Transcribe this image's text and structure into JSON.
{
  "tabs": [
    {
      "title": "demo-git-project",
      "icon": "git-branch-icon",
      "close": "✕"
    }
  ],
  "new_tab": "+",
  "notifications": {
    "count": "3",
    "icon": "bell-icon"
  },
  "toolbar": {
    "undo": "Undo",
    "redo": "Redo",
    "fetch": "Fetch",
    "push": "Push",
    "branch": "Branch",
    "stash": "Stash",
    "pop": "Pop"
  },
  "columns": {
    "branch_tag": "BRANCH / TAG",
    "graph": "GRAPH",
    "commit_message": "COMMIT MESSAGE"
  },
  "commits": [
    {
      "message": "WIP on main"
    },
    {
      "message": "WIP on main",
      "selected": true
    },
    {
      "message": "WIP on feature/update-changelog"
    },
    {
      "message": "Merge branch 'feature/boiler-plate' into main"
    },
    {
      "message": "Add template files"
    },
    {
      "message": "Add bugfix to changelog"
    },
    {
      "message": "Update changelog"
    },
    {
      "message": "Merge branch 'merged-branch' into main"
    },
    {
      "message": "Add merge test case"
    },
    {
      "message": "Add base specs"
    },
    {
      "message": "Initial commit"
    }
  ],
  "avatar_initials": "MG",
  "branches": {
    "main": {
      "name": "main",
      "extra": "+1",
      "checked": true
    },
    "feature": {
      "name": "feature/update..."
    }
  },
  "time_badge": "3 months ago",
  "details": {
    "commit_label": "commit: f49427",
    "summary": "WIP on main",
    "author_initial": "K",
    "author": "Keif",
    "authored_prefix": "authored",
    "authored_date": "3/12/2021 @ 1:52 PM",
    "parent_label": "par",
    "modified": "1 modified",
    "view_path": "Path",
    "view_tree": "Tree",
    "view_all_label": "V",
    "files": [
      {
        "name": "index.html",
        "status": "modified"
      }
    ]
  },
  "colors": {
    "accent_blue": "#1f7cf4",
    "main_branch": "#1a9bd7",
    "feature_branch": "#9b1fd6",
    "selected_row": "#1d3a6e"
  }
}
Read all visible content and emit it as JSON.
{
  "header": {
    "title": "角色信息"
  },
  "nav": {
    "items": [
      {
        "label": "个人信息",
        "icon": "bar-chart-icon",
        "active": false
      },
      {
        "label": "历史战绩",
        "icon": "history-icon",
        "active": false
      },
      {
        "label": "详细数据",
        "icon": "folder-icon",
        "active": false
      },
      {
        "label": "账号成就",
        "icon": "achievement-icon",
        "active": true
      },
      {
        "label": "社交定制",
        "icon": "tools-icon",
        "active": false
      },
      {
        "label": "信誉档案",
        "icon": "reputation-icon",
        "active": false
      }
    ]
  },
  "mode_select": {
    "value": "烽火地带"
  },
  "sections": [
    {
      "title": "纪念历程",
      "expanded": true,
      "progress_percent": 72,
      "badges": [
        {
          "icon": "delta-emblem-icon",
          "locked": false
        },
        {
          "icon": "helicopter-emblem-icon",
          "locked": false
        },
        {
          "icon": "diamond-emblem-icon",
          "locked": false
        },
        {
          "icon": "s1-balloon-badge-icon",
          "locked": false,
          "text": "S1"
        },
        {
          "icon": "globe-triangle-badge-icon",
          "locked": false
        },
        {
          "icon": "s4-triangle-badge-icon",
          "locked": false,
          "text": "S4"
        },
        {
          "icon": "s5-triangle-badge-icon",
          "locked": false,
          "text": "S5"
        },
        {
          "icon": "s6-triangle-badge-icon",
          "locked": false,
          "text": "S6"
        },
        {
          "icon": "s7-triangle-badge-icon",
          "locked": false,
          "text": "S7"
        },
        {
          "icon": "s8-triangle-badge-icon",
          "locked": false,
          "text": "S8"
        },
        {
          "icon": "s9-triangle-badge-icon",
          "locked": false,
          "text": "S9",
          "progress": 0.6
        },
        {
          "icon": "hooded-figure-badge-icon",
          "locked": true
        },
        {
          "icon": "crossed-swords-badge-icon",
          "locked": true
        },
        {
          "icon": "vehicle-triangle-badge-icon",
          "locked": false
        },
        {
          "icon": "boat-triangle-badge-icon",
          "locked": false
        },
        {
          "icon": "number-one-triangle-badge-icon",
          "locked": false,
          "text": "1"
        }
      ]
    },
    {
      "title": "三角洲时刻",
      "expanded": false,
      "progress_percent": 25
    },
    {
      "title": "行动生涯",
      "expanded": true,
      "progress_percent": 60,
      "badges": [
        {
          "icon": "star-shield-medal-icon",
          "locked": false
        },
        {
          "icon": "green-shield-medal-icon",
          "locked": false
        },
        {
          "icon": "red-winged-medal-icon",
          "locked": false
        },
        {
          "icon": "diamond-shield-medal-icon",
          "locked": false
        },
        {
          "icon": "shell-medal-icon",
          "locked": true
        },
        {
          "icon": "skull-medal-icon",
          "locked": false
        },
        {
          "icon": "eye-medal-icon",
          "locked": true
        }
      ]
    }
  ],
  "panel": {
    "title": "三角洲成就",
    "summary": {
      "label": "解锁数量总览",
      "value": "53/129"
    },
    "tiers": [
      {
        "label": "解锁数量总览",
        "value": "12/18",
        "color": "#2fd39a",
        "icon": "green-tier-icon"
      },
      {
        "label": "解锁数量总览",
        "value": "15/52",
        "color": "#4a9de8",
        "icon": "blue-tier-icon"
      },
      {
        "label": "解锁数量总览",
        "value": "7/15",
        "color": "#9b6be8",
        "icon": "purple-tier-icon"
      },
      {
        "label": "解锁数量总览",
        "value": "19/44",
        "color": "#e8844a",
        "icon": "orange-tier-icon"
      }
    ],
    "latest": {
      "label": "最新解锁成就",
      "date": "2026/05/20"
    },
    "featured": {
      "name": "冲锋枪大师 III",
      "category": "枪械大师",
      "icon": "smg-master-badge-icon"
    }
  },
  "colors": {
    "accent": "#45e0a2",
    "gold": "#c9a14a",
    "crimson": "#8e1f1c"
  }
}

◆ Task objective ◆
Go through the material above line by line and copy it exactly.

◆ Complete output ◆
Transcribe this image's text and structure into JSON.
{
  "tabs": [
    {
      "title": "demo-git-project",
      "icon": "git-branch-icon",
      "close": "✕"
    }
  ],
  "new_tab": "+",
  "notifications": {
    "count": "3",
    "icon": "bell-icon"
  },
  "toolbar": {
    "undo": "Undo",
    "redo": "Redo",
    "fetch": "Fetch",
    "push": "Push",
    "branch": "Branch",
    "stash": "Stash",
    "pop": "Pop"
  },
  "columns": {
    "branch_tag": "BRANCH / TAG",
    "graph": "GRAPH",
    "commit_message": "COMMIT MESSAGE"
  },
  "commits": [
    {
      "message": "WIP on main"
    },
    {
      "message": "WIP on main",
      "selected": true
    },
    {
      "message": "WIP on feature/update-changelog"
    },
    {
      "message": "Merge branch 'feature/boiler-plate' into main"
    },
    {
      "message": "Add template files"
    },
    {
      "message": "Add bugfix to changelog"
    },
    {
      "message": "Update changelog"
    },
    {
      "message": "Merge branch 'merged-branch' into main"
    },
    {
      "message": "Add merge test case"
    },
    {
      "message": "Add base specs"
    },
    {
      "message": "Initial commit"
    }
  ],
  "avatar_initials": "MG",
  "branches": {
    "main": {
      "name": "main",
      "extra": "+1",
      "checked": true
    },
    "feature": {
      "name": "feature/update..."
    }
  },
  "time_badge": "3 months ago",
  "details": {
    "commit_label": "commit: f49427",
    "summary": "WIP on main",
    "author_initial": "K",
    "author": "Keif",
    "authored_prefix": "authored",
    "authored_date": "3/12/2021 @ 1:52 PM",
    "parent_label": "par",
    "modified": "1 modified",
    "view_path": "Path",
    "view_tree": "Tree",
    "view_all_label": "V",
    "files": [
      {
        "name": "index.html",
        "status": "modified"
      }
    ]
  },
  "colors": {
    "accent_blue": "#1f7cf4",
    "main_branch": "#1a9bd7",
    "feature_branch": "#9b1fd6",
    "selected_row": "#1d3a6e"
  }
}
Read all visible content and emit it as JSON.
{
  "header": {
    "title": "角色信息"
  },
  "nav": {
    "items": [
      {
        "label": "个人信息",
        "icon": "bar-chart-icon",
        "active": false
      },
      {
        "label": "历史战绩",
        "icon": "history-icon",
        "active": false
      },
      {
        "label": "详细数据",
        "icon": "folder-icon",
        "active": false
      },
      {
        "label": "账号成就",
        "icon": "achievement-icon",
        "active": true
      },
      {
        "label": "社交定制",
        "icon": "tools-icon",
        "active": false
      },
      {
        "label": "信誉档案",
        "icon": "reputation-icon",
        "active": false
      }
    ]
  },
  "mode_select": {
    "value": "烽火地带"
  },
  "sections": [
    {
      "title": "纪念历程",
      "expanded": true,
      "progress_percent": 72,
      "badges": [
        {
          "icon": "delta-emblem-icon",
          "locked": false
        },
        {
          "icon": "helicopter-emblem-icon",
          "locked": false
        },
        {
          "icon": "diamond-emblem-icon",
          "locked": false
        },
        {
          "icon": "s1-balloon-badge-icon",
          "locked": false,
          "text": "S1"
        },
        {
          "icon": "globe-triangle-badge-icon",
          "locked": false
        },
        {
          "icon": "s4-triangle-badge-icon",
          "locked": false,
          "text": "S4"
        },
        {
          "icon": "s5-triangle-badge-icon",
          "locked": false,
          "text": "S5"
        },
        {
          "icon": "s6-triangle-badge-icon",
          "locked": false,
          "text": "S6"
        },
        {
          "icon": "s7-triangle-badge-icon",
          "locked": false,
          "text": "S7"
        },
        {
          "icon": "s8-triangle-badge-icon",
          "locked": false,
          "text": "S8"
        },
        {
          "icon": "s9-triangle-badge-icon",
          "locked": false,
          "text": "S9",
          "progress": 0.6
        },
        {
          "icon": "hooded-figure-badge-icon",
          "locked": true
        },
        {
          "icon": "crossed-swords-badge-icon",
          "locked": true
        },
        {
          "icon": "vehicle-triangle-badge-icon",
          "locked": false
        },
        {
          "icon": "boat-triangle-badge-icon",
          "locked": false
        },
        {
          "icon": "number-one-triangle-badge-icon",
          "locked": false,
          "text": "1"
        }
      ]
    },
    {
      "title": "三角洲时刻",
      "expanded": false,
      "progress_percent": 25
    },
    {
      "title": "行动生涯",
      "expanded": true,
      "progress_percent": 60,
      "badges": [
        {
          "icon": "star-shield-medal-icon",
          "locked": false
        },
        {
          "icon": "green-shield-medal-icon",
          "locked": false
        },
        {
          "icon": "red-winged-medal-icon",
          "locked": false
        },
        {
          "icon": "diamond-shield-medal-icon",
          "locked": false
        },
        {
          "icon": "shell-medal-icon",
          "locked": true
        },
        {
          "icon": "skull-medal-icon",
          "locked": false
        },
        {
          "icon": "eye-medal-icon",
          "locked": true
        }
      ]
    }
  ],
  "panel": {
    "title": "三角洲成就",
    "summary": {
      "label": "解锁数量总览",
      "value": "53/129"
    },
    "tiers": [
      {
        "label": "解锁数量总览",
        "value": "12/18",
        "color": "#2fd39a",
        "icon": "green-tier-icon"
      },
      {
        "label": "解锁数量总览",
        "value": "15/52",
        "color": "#4a9de8",
        "icon": "blue-tier-icon"
      },
      {
        "label": "解锁数量总览",
        "value": "7/15",
        "color": "#9b6be8",
        "icon": "purple-tier-icon"
      },
      {
        "label": "解锁数量总览",
        "value": "19/44",
        "color": "#e8844a",
        "icon": "orange-tier-icon"
      }
    ],
    "latest": {
      "label": "最新解锁成就",
      "date": "2026/05/20"
    },
    "featured": {
      "name": "冲锋枪大师 III",
      "category": "枪械大师",
      "icon": "smg-master-badge-icon"
    }
  },
  "colors": {
    "accent": "#45e0a2",
    "gold": "#c9a14a",
    "crimson": "#8e1f1c"
  }
}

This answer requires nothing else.